■ Directions:
Find the lines holding the word "color" and collect them.

■ Data shown:
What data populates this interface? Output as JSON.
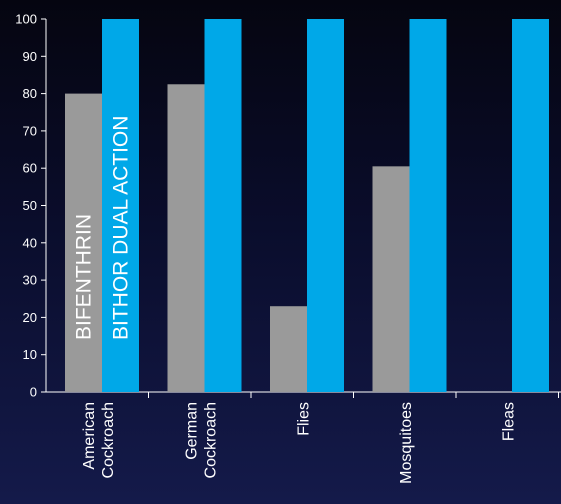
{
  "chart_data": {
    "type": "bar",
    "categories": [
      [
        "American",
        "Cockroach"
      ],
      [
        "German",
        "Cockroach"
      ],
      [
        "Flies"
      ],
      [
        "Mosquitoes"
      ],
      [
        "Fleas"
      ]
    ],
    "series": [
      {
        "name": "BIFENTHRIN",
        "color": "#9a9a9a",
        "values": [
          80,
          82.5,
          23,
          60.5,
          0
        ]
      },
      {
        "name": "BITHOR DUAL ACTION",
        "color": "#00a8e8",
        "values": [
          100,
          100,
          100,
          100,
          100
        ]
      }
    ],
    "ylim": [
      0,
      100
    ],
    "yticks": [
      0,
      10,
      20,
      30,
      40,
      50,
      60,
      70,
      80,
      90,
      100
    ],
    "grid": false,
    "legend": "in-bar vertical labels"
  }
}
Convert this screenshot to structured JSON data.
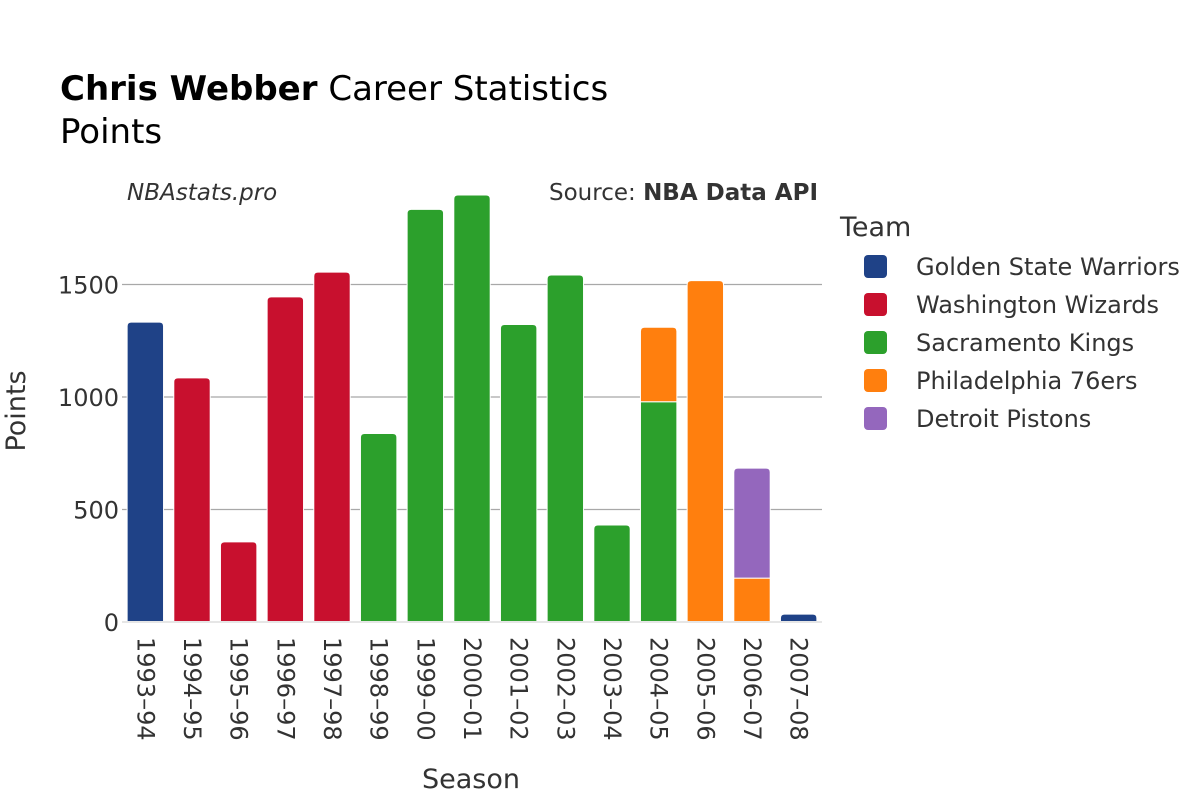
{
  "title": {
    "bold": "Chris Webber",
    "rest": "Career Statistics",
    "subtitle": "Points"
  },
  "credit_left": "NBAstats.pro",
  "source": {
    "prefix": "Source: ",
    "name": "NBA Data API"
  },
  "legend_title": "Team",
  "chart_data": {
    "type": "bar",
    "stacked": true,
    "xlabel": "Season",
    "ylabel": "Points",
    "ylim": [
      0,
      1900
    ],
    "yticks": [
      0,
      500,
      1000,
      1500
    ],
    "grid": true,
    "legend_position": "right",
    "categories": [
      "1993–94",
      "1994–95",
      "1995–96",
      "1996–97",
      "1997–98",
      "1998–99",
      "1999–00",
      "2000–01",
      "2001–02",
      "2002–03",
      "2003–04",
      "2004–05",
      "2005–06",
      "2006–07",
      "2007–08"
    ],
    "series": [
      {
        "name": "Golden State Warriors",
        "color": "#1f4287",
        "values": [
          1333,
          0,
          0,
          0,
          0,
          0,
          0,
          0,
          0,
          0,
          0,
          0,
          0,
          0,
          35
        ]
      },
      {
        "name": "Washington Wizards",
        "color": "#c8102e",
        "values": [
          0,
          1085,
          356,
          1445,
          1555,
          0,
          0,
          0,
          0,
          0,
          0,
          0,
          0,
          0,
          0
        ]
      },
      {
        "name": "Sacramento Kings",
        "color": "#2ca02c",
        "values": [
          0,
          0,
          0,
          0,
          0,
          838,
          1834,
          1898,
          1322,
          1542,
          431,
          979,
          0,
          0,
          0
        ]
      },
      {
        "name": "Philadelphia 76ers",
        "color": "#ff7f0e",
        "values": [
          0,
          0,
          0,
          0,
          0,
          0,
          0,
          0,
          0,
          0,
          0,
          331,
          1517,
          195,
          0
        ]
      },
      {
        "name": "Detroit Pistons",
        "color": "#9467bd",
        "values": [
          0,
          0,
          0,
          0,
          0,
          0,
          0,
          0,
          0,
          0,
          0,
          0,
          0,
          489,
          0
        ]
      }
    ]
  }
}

■ Correct response:
        "color": "#9a9a9a",
        "color": "#00a8e8",
        "color": "#1f4287",
        "color": "#c8102e",
        "color": "#2ca02c",
        "color": "#ff7f0e",
        "color": "#9467bd",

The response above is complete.